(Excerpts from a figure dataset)
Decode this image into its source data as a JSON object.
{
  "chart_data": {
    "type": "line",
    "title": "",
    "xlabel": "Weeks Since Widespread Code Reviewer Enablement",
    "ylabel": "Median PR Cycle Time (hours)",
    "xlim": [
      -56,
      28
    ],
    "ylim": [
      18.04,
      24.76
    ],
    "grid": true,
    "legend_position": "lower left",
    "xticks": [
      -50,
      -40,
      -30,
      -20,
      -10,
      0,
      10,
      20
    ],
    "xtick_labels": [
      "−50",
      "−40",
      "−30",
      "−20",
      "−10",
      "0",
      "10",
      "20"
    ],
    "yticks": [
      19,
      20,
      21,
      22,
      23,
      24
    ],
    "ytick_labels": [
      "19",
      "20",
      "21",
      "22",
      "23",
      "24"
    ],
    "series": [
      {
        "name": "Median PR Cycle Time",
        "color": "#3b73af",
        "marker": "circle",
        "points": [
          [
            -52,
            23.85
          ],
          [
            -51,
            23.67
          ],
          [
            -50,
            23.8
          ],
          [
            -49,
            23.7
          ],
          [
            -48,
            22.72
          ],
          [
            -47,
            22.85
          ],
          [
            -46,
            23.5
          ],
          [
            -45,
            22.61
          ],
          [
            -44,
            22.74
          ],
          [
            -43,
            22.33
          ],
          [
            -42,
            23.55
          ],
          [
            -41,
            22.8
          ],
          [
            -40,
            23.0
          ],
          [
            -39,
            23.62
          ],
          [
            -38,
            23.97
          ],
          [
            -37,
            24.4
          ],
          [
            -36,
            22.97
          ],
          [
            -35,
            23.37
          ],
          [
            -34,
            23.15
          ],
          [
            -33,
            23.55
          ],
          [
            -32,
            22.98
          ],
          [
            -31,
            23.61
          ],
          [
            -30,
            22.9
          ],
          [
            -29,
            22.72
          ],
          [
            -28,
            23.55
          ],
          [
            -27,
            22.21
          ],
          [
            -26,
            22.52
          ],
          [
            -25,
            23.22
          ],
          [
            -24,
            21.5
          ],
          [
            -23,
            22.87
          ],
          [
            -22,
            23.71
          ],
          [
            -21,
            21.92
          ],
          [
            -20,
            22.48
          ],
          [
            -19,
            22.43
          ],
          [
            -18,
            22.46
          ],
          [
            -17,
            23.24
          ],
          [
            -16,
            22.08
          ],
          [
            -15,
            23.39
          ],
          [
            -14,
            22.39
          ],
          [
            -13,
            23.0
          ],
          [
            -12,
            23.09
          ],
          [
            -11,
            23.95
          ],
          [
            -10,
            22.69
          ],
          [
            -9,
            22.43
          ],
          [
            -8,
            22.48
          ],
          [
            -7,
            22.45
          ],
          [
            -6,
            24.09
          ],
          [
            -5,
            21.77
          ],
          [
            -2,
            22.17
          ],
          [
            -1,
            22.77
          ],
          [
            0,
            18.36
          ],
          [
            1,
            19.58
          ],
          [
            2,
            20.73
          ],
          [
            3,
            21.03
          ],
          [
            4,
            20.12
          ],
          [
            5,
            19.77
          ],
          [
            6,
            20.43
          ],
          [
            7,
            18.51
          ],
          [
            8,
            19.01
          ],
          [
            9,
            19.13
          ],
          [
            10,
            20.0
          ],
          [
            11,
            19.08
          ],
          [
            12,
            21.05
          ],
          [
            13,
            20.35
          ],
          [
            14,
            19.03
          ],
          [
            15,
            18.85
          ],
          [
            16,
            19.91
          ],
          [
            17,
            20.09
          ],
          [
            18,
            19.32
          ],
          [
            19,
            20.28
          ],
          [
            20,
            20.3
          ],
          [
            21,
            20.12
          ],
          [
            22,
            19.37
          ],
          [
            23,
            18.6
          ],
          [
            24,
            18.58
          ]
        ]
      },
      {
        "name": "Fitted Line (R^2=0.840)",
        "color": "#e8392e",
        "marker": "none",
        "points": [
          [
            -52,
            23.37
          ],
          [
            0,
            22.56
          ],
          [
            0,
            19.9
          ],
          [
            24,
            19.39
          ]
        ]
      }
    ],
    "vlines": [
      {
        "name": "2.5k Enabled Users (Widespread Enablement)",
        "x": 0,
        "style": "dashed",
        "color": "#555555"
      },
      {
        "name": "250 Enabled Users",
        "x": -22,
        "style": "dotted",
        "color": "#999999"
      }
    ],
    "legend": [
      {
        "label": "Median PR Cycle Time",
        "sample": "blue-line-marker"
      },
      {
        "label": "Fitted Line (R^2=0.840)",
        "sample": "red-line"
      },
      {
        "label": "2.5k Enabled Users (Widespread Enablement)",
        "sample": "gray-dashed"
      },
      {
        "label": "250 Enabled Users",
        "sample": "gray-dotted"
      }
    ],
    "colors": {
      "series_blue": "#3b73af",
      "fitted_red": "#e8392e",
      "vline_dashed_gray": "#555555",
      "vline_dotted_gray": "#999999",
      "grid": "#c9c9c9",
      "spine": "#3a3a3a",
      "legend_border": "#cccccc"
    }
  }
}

◆ **Written request**: Only a number is wanted: how many lines above include "Users"?

◆ **Reply**: 4